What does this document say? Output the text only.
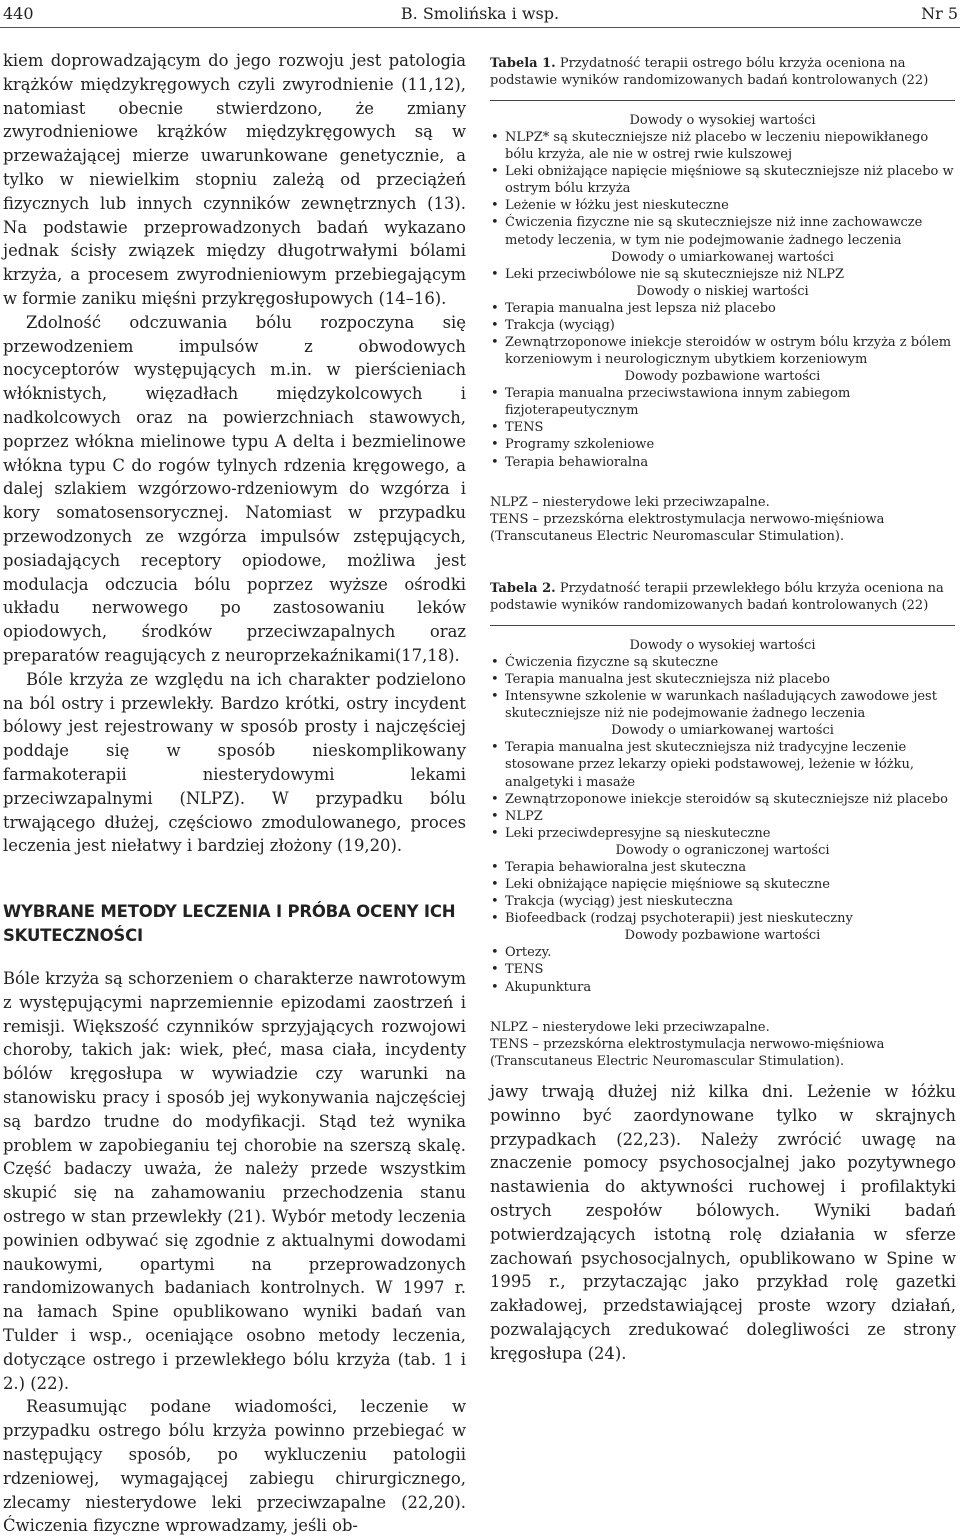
440	B. Smolińska i wsp.	Nr 5

kiem doprowadzającym do jego rozwoju jest patologia krążków międzykręgowych czyli zwyrodnienie (11,12), natomiast obecnie stwierdzono, że zmiany zwyrodnieniowe krążków międzykręgowych są w przeważającej mierze uwarunkowane genetycznie, a tylko w niewielkim stopniu zależą od przeciążeń fizycznych lub innych czynników zewnętrznych (13). Na podstawie przeprowadzonych badań wykazano jednak ścisły związek między długotrwałymi bólami krzyża, a procesem zwyrodnieniowym przebiegającym w formie zaniku mięśni przykręgosłupowych (14–16).

Zdolność odczuwania bólu rozpoczyna się przewodzeniem impulsów z obwodowych nocyceptorów występujących m.in. w pierścieniach włóknistych, więzadłach międzykolcowych i nadkolcowych oraz na powierzchniach stawowych, poprzez włókna mielinowe typu A delta i bezmielinowe włókna typu C do rogów tylnych rdzenia kręgowego, a dalej szlakiem wzgórzowo-rdzeniowym do wzgórza i kory somatosensorycznej. Natomiast w przypadku przewodzonych ze wzgórza impulsów zstępujących, posiadających receptory opiodowe, możliwa jest modulacja odczucia bólu poprzez wyższe ośrodki układu nerwowego po zastosowaniu leków opiodowych, środków przeciwzapalnych oraz preparatów reagujących z neuroprzekaźnikami(17,18).

Bóle krzyża ze względu na ich charakter podzielono na ból ostry i przewlekły. Bardzo krótki, ostry incydent bólowy jest rejestrowany w sposób prosty i najczęściej poddaje się w sposób nieskomplikowany farmakoterapii niesterydowymi lekami przeciwzapalnymi (NLPZ). W przypadku bólu trwającego dłużej, częściowo zmodulowanego, proces leczenia jest niełatwy i bardziej złożony (19,20).

WYBRANE METODY LECZENIA I PRÓBA OCENY ICH SKUTECZNOŚCI

Bóle krzyża są schorzeniem o charakterze nawrotowym z występującymi naprzemiennie epizodami zaostrzeń i remisji. Większość czynników sprzyjających rozwojowi choroby, takich jak: wiek, płeć, masa ciała, incydenty bólów kręgosłupa w wywiadzie czy warunki na stanowisku pracy i sposób jej wykonywania najczęściej są bardzo trudne do modyfikacji. Stąd też wynika problem w zapobieganiu tej chorobie na szerszą skalę. Część badaczy uważa, że należy przede wszystkim skupić się na zahamowaniu przechodzenia stanu ostrego w stan przewlekły (21). Wybór metody leczenia powinien odbywać się zgodnie z aktualnymi dowodami naukowymi, opartymi na przeprowadzonych randomizowanych badaniach kontrolnych. W 1997 r. na łamach Spine opublikowano wyniki badań van Tulder i wsp., oceniające osobno metody leczenia, dotyczące ostrego i przewlekłego bólu krzyża (tab. 1 i 2.) (22).

Reasumując podane wiadomości, leczenie w przypadku ostrego bólu krzyża powinno przebiegać w następujący sposób, po wykluczeniu patologii rdzeniowej, wymagającej zabiegu chirurgicznego, zlecamy niesterydowe leki przeciwzapalne (22,20). Ćwiczenia fizyczne wprowadzamy, jeśli ob-

Tabela 1. Przydatność terapii ostrego bólu krzyża oceniona na podstawie wyników randomizowanych badań kontrolowanych (22)

Dowody o wysokiej wartości
• NLPZ* są skuteczniejsze niż placebo w leczeniu niepowikłanego bólu krzyża, ale nie w ostrej rwie kulszowej
• Leki obniżające napięcie mięśniowe są skuteczniejsze niż placebo w ostrym bólu krzyża
• Leżenie w łóżku jest nieskuteczne
• Ćwiczenia fizyczne nie są skuteczniejsze niż inne zachowawcze metody leczenia, w tym nie podejmowanie żadnego leczenia
Dowody o umiarkowanej wartości
• Leki przeciwbólowe nie są skuteczniejsze niż NLPZ
Dowody o niskiej wartości
• Terapia manualna jest lepsza niż placebo
• Trakcja (wyciąg)
• Zewnątrzoponowe iniekcje steroidów w ostrym bólu krzyża z bólem korzeniowym i neurologicznym ubytkiem korzeniowym
Dowody pozbawione wartości
• Terapia manualna przeciwstawiona innym zabiegom fizjoterapeutycznym
• TENS
• Programy szkoleniowe
• Terapia behawioralna

NLPZ – niesterydowe leki przeciwzapalne.

TENS – przezskórna elektrostymulacja nerwowo-mięśniowa (Transcutaneus Electric Neuromascular Stimulation).

Tabela 2. Przydatność terapii przewlekłego bólu krzyża oceniona na podstawie wyników randomizowanych badań kontrolowanych (22)

Dowody o wysokiej wartości
• Ćwiczenia fizyczne są skuteczne
• Terapia manualna jest skuteczniejsza niż placebo
• Intensywne szkolenie w warunkach naśladujących zawodowe jest skuteczniejsze niż nie podejmowanie żadnego leczenia
Dowody o umiarkowanej wartości
• Terapia manualna jest skuteczniejsza niż tradycyjne leczenie stosowane przez lekarzy opieki podstawowej, leżenie w łóżku, analgetyki i masaże
• Zewnątrzoponowe iniekcje steroidów są skuteczniejsze niż placebo
• NLPZ
• Leki przeciwdepresyjne są nieskuteczne
Dowody o ograniczonej wartości
• Terapia behawioralna jest skuteczna
• Leki obniżające napięcie mięśniowe są skuteczne
• Trakcja (wyciąg) jest nieskuteczna
• Biofeedback (rodzaj psychoterapii) jest nieskuteczny
Dowody pozbawione wartości
• Ortezy.
• TENS
• Akupunktura

NLPZ – niesterydowe leki przeciwzapalne.

TENS – przezskórna elektrostymulacja nerwowo-mięśniowa (Transcutaneus Electric Neuromascular Stimulation).

jawy trwają dłużej niż kilka dni. Leżenie w łóżku powinno być zaordynowane tylko w skrajnych przypadkach (22,23). Należy zwrócić uwagę na znaczenie pomocy psychosocjalnej jako pozytywnego nastawienia do aktywności ruchowej i profilaktyki ostrych zespołów bólowych. Wyniki badań potwierdzających istotną rolę działania w sferze zachowań psychosocjalnych, opublikowano w Spine w 1995 r., przytaczając jako przykład rolę gazetki zakładowej, przedstawiającej proste wzory działań, pozwalających zredukować dolegliwości ze strony kręgosłupa (24).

------------------------------------------------------------------------

§ **Work to do**: Leave the pictures out, and transcribe each of the records exactly.

§ **Solved problem**:
What does this document say? Output the text only.
440	B. Smolińska i wsp.	Nr 5

kiem doprowadzającym do jego rozwoju jest patologia krążków międzykręgowych czyli zwyrodnienie (11,12), natomiast obecnie stwierdzono, że zmiany zwyrodnieniowe krążków międzykręgowych są w przeważającej mierze uwarunkowane genetycznie, a tylko w niewielkim stopniu zależą od przeciążeń fizycznych lub innych czynników zewnętrznych (13). Na podstawie przeprowadzonych badań wykazano jednak ścisły związek między długotrwałymi bólami krzyża, a procesem zwyrodnieniowym przebiegającym w formie zaniku mięśni przykręgosłupowych (14–16).

Zdolność odczuwania bólu rozpoczyna się przewodzeniem impulsów z obwodowych nocyceptorów występujących m.in. w pierścieniach włóknistych, więzadłach międzykolcowych i nadkolcowych oraz na powierzchniach stawowych, poprzez włókna mielinowe typu A delta i bezmielinowe włókna typu C do rogów tylnych rdzenia kręgowego, a dalej szlakiem wzgórzowo-rdzeniowym do wzgórza i kory somatosensorycznej. Natomiast w przypadku przewodzonych ze wzgórza impulsów zstępujących, posiadających receptory opiodowe, możliwa jest modulacja odczucia bólu poprzez wyższe ośrodki układu nerwowego po zastosowaniu leków opiodowych, środków przeciwzapalnych oraz preparatów reagujących z neuroprzekaźnikami(17,18).

Bóle krzyża ze względu na ich charakter podzielono na ból ostry i przewlekły. Bardzo krótki, ostry incydent bólowy jest rejestrowany w sposób prosty i najczęściej poddaje się w sposób nieskomplikowany farmakoterapii niesterydowymi lekami przeciwzapalnymi (NLPZ). W przypadku bólu trwającego dłużej, częściowo zmodulowanego, proces leczenia jest niełatwy i bardziej złożony (19,20).

WYBRANE METODY LECZENIA I PRÓBA OCENY ICH SKUTECZNOŚCI

Bóle krzyża są schorzeniem o charakterze nawrotowym z występującymi naprzemiennie epizodami zaostrzeń i remisji. Większość czynników sprzyjających rozwojowi choroby, takich jak: wiek, płeć, masa ciała, incydenty bólów kręgosłupa w wywiadzie czy warunki na stanowisku pracy i sposób jej wykonywania najczęściej są bardzo trudne do modyfikacji. Stąd też wynika problem w zapobieganiu tej chorobie na szerszą skalę. Część badaczy uważa, że należy przede wszystkim skupić się na zahamowaniu przechodzenia stanu ostrego w stan przewlekły (21). Wybór metody leczenia powinien odbywać się zgodnie z aktualnymi dowodami naukowymi, opartymi na przeprowadzonych randomizowanych badaniach kontrolnych. W 1997 r. na łamach Spine opublikowano wyniki badań van Tulder i wsp., oceniające osobno metody leczenia, dotyczące ostrego i przewlekłego bólu krzyża (tab. 1 i 2.) (22).

Reasumując podane wiadomości, leczenie w przypadku ostrego bólu krzyża powinno przebiegać w następujący sposób, po wykluczeniu patologii rdzeniowej, wymagającej zabiegu chirurgicznego, zlecamy niesterydowe leki przeciwzapalne (22,20). Ćwiczenia fizyczne wprowadzamy, jeśli ob-

Tabela 1. Przydatność terapii ostrego bólu krzyża oceniona na podstawie wyników randomizowanych badań kontrolowanych (22)

Dowody o wysokiej wartości
• NLPZ* są skuteczniejsze niż placebo w leczeniu niepowikłanego bólu krzyża, ale nie w ostrej rwie kulszowej
• Leki obniżające napięcie mięśniowe są skuteczniejsze niż placebo w ostrym bólu krzyża
• Leżenie w łóżku jest nieskuteczne
• Ćwiczenia fizyczne nie są skuteczniejsze niż inne zachowawcze metody leczenia, w tym nie podejmowanie żadnego leczenia
Dowody o umiarkowanej wartości
• Leki przeciwbólowe nie są skuteczniejsze niż NLPZ
Dowody o niskiej wartości
• Terapia manualna jest lepsza niż placebo
• Trakcja (wyciąg)
• Zewnątrzoponowe iniekcje steroidów w ostrym bólu krzyża z bólem korzeniowym i neurologicznym ubytkiem korzeniowym
Dowody pozbawione wartości
• Terapia manualna przeciwstawiona innym zabiegom fizjoterapeutycznym
• TENS
• Programy szkoleniowe
• Terapia behawioralna

NLPZ – niesterydowe leki przeciwzapalne.

TENS – przezskórna elektrostymulacja nerwowo-mięśniowa (Transcutaneus Electric Neuromascular Stimulation).

Tabela 2. Przydatność terapii przewlekłego bólu krzyża oceniona na podstawie wyników randomizowanych badań kontrolowanych (22)

Dowody o wysokiej wartości
• Ćwiczenia fizyczne są skuteczne
• Terapia manualna jest skuteczniejsza niż placebo
• Intensywne szkolenie w warunkach naśladujących zawodowe jest skuteczniejsze niż nie podejmowanie żadnego leczenia
Dowody o umiarkowanej wartości
• Terapia manualna jest skuteczniejsza niż tradycyjne leczenie stosowane przez lekarzy opieki podstawowej, leżenie w łóżku, analgetyki i masaże
• Zewnątrzoponowe iniekcje steroidów są skuteczniejsze niż placebo
• NLPZ
• Leki przeciwdepresyjne są nieskuteczne
Dowody o ograniczonej wartości
• Terapia behawioralna jest skuteczna
• Leki obniżające napięcie mięśniowe są skuteczne
• Trakcja (wyciąg) jest nieskuteczna
• Biofeedback (rodzaj psychoterapii) jest nieskuteczny
Dowody pozbawione wartości
• Ortezy.
• TENS
• Akupunktura

NLPZ – niesterydowe leki przeciwzapalne.

TENS – przezskórna elektrostymulacja nerwowo-mięśniowa (Transcutaneus Electric Neuromascular Stimulation).

jawy trwają dłużej niż kilka dni. Leżenie w łóżku powinno być zaordynowane tylko w skrajnych przypadkach (22,23). Należy zwrócić uwagę na znaczenie pomocy psychosocjalnej jako pozytywnego nastawienia do aktywności ruchowej i profilaktyki ostrych zespołów bólowych. Wyniki badań potwierdzających istotną rolę działania w sferze zachowań psychosocjalnych, opublikowano w Spine w 1995 r., przytaczając jako przykład rolę gazetki zakładowej, przedstawiającej proste wzory działań, pozwalających zredukować dolegliwości ze strony kręgosłupa (24).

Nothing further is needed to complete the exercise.